Exercise details: Copy the blog post below word for word, from "My sister stopped" to "very sweet kids.".

Source document:
::::

I don't think Kevane should have put 12 year olds in charge of anyone but themselves at the mall because I remember being 12 and I know what my compatriots were like. I don't really think anything particularly awful was going to happen to the kids (like, say, being forgotten in the back seat of a hot car -- they were in a climate controlled building) one way or the other. But I do _not_ like the reliance upon the cell phone that shows up in the story -- particularly since security prevented the kids from using the cell phone (clearly, they needed to be told to keep the cell phone's existence secret, in a pocket, and have a quick-dial panic button -- only slightly joking here). And retail environments are loaded with whack jobs. I've been lectured for leaving my bag a yard down the aisle of books from me when I was sitting on the floor at Borders reading. I've been lectured for leaving my stroller a yard down the aisle from me when I was browsing the clothes at Costco. As a teenager, I was interrogated at length as to why I was shopping for clothes during school hours -- on a teacher inservice day.

If there's been one lesson I've learned about the retail environment -- from shopping, from tagging along, from working -- it's that that's a place where The Appearance is all that matters. Reality is irrelevant.
walkitout: (Default)
I think about the Mouse a lot. I still haven't visited the Mouse on this coast, and it looks soooooo delectable, even if we just do MK (which by most accounts isn't as good as the left coast version), which is likely, given the ages and natures of our offspring. Regular readers of my blog probably remember their eyeballs hurting as they skimmed my numerous postings about DVC (and no, I still haven't bought in, but I still am monitoring the resale market). I tend to think of my Mouse obsession as a fairly minor one, which is to say, I grant that it's obsessive, but don't think it's particularly out of hand.

My sister stopped by with her man and their two young 'uns on their way to visit man's mother in Maine; they'll be back later in the week for the party and a day or so surrounding. This was very exciting. I hadn't met the offspring yet (thus, my children had not met their cousins). I hadn't seen my sister since Christmas of 2004. All very nice, lots of fun. The kids found every single toy in the place (well, nearly) and moved it, but they were in no way destructive. In fact, they were a pair of very sweet kids.

We got (my sister and I) to chatting about a possible trip to see the Mouse. Since she lives in VA (on this coast and closer to Orlando than me), I suggested we might contemplate meeting up down there some time, and said we were planning a February trip and contemplating (if the economy is bad enough to reduce traffic to the Parks enough) a holiday trip. The holiday trip would be to take advantage of the fact R.'s work is closed between Xmas and New Year's. She isn't up for that one, but might think about February, which I take to mean, probably neither, but we'll see. (If you want to join us on either of these, drop me a line.) She then said that she ran across something on a parenting forum about a special pass for autistic kids to help with the waiting-in-lines problem. A quick trip to google (Disneyworld, autism, lines) produced a great section at Allears that I had somehow never paid any attention to. I had previously obsessed over their food allergy information, but had totally missed the autism/developmental blah blah bleeping blah stuff. Wow. Can I say that again? It's something else again when you read a page of advice and can go: thought of all of those, and I _wish_ I'd known _that_ was available. I now have a _great_ reason to go get an adult diagnosis of Asperger's. Geez. And get-letter-from-pediatric-neurologist just got appended to the everlasting to-do list which is my life.

As I pointed out to R., it's all well and good to not think of this as a disability, but if you get too good at thinking of it as not-a-disability, it's easy to forget to go looking for the entirely reasonable accommodations that have been prepared to make your life less obnoxious.

::::

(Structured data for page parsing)
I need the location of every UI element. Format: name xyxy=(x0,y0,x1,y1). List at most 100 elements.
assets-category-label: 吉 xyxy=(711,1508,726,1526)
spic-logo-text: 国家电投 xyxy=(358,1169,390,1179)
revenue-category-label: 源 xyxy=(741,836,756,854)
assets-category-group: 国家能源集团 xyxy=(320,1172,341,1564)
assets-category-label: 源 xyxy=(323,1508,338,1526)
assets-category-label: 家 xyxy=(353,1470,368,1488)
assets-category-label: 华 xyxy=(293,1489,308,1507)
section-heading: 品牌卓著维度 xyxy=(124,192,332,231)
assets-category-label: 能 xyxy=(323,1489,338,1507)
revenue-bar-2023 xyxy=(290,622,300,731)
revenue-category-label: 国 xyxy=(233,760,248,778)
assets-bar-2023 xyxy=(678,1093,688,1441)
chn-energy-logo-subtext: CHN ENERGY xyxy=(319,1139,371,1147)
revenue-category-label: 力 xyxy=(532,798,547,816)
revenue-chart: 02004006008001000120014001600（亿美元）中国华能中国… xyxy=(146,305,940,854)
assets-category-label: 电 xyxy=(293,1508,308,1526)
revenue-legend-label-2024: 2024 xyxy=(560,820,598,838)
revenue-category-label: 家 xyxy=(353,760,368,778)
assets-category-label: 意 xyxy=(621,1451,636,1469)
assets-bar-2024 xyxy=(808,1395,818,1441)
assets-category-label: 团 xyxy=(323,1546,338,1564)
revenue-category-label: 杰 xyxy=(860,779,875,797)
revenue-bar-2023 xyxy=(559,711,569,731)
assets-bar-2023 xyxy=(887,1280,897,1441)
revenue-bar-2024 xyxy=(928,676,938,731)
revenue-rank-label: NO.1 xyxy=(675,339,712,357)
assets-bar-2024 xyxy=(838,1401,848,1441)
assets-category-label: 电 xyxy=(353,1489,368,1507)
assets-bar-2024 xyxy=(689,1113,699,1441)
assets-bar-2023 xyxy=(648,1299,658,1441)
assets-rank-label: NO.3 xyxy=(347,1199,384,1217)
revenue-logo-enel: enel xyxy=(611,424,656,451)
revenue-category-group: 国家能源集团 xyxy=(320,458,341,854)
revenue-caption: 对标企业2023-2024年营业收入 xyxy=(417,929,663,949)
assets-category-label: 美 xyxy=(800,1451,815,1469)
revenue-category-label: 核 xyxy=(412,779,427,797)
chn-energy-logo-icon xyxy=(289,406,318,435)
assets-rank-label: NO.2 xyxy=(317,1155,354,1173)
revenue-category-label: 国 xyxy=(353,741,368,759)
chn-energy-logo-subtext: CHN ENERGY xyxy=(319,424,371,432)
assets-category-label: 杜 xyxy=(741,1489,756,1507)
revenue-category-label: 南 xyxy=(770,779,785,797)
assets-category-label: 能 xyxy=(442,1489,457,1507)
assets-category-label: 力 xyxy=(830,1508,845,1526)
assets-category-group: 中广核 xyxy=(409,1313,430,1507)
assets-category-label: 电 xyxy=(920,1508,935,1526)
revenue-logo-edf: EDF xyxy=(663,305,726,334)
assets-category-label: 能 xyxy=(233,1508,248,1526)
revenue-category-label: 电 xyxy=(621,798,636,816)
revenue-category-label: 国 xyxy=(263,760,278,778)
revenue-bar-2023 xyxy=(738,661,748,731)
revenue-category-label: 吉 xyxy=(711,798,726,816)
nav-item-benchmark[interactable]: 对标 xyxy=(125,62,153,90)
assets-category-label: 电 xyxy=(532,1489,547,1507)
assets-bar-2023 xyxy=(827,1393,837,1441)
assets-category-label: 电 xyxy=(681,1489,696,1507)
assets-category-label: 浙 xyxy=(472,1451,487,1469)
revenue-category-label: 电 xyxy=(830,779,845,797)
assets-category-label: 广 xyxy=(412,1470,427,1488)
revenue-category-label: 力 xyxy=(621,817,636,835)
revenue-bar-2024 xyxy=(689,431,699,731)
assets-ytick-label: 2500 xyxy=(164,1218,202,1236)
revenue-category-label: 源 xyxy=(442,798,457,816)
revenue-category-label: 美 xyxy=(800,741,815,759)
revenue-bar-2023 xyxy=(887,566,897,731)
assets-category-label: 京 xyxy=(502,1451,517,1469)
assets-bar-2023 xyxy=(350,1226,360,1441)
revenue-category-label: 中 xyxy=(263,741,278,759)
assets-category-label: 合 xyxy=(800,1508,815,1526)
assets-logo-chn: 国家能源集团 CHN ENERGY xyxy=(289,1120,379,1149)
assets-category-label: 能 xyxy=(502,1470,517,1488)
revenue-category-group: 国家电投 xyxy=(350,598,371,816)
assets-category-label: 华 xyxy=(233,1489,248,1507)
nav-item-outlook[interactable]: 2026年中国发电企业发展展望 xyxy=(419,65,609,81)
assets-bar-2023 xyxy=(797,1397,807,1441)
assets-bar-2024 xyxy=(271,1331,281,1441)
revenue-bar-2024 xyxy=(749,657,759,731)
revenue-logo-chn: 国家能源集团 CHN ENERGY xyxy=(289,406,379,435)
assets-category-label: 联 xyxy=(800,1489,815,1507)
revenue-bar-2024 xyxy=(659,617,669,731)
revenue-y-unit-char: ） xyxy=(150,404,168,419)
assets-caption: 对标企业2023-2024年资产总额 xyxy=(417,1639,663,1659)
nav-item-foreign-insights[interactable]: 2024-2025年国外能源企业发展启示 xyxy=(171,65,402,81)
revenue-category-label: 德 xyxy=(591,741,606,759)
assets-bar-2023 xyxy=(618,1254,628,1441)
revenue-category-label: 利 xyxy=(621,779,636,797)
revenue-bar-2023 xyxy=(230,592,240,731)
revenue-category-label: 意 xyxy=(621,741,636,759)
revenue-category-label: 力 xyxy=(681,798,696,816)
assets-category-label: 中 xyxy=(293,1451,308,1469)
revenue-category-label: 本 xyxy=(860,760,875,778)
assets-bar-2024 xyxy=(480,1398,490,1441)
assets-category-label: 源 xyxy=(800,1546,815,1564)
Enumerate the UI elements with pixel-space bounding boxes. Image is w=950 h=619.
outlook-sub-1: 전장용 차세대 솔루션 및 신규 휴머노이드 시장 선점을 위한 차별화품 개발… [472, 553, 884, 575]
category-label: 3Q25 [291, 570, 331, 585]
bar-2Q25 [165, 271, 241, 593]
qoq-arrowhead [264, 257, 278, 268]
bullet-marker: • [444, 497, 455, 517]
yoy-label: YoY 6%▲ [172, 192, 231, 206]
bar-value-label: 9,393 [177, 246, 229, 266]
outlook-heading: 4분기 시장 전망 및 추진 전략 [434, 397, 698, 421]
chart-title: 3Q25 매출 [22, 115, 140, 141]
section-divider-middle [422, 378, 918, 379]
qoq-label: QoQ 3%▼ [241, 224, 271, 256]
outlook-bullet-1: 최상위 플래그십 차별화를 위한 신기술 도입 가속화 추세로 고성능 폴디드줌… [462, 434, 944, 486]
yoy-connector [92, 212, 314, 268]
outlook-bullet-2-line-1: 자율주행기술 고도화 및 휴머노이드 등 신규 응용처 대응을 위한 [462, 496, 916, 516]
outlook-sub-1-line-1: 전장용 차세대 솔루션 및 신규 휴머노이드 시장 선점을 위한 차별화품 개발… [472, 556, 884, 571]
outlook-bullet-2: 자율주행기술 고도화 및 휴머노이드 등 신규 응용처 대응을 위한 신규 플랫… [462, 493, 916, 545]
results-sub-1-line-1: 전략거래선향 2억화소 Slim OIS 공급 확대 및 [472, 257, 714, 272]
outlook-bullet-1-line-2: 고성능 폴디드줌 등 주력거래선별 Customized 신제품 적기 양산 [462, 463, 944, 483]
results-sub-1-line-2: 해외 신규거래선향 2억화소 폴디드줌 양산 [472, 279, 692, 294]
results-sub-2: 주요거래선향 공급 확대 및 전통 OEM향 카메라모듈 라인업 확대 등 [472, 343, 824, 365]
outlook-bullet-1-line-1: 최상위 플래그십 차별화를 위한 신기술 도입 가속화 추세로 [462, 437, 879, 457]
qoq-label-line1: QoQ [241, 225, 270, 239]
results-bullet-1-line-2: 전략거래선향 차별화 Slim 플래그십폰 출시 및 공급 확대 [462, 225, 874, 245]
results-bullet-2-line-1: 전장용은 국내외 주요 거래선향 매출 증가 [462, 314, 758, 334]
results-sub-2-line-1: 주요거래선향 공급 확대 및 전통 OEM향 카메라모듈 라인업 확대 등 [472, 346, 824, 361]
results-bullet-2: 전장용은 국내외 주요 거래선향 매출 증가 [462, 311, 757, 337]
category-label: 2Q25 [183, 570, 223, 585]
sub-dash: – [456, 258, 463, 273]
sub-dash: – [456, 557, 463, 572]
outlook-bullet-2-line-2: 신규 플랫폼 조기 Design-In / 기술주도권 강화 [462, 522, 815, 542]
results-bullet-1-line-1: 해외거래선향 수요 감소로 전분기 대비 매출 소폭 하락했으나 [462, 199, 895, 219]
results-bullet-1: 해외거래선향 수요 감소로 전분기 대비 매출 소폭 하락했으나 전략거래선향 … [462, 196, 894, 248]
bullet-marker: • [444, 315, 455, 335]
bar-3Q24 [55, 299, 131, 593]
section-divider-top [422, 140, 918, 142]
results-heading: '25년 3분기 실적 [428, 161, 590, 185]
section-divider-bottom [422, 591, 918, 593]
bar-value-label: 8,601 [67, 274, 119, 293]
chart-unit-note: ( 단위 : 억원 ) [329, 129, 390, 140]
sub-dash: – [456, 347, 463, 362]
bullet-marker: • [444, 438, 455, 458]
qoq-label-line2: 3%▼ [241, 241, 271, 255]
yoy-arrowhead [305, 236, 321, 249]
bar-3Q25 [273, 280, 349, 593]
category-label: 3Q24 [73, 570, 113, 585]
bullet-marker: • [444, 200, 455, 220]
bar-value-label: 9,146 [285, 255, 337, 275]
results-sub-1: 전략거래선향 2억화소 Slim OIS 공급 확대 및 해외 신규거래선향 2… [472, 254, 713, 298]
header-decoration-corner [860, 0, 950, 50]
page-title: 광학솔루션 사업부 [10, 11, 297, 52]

::::

Answer for this exercise:
My sister stopped by with her man and their two young 'uns on their way to visit man's mother in Maine; they'll be back later in the week for the party and a day or so surrounding. This was very exciting. I hadn't met the offspring yet (thus, my children had not met their cousins). I hadn't seen my sister since Christmas of 2004. All very nice, lots of fun. The kids found every single toy in the place (well, nearly) and moved it, but they were in no way destructive. In fact, they were a pair of very sweet kids.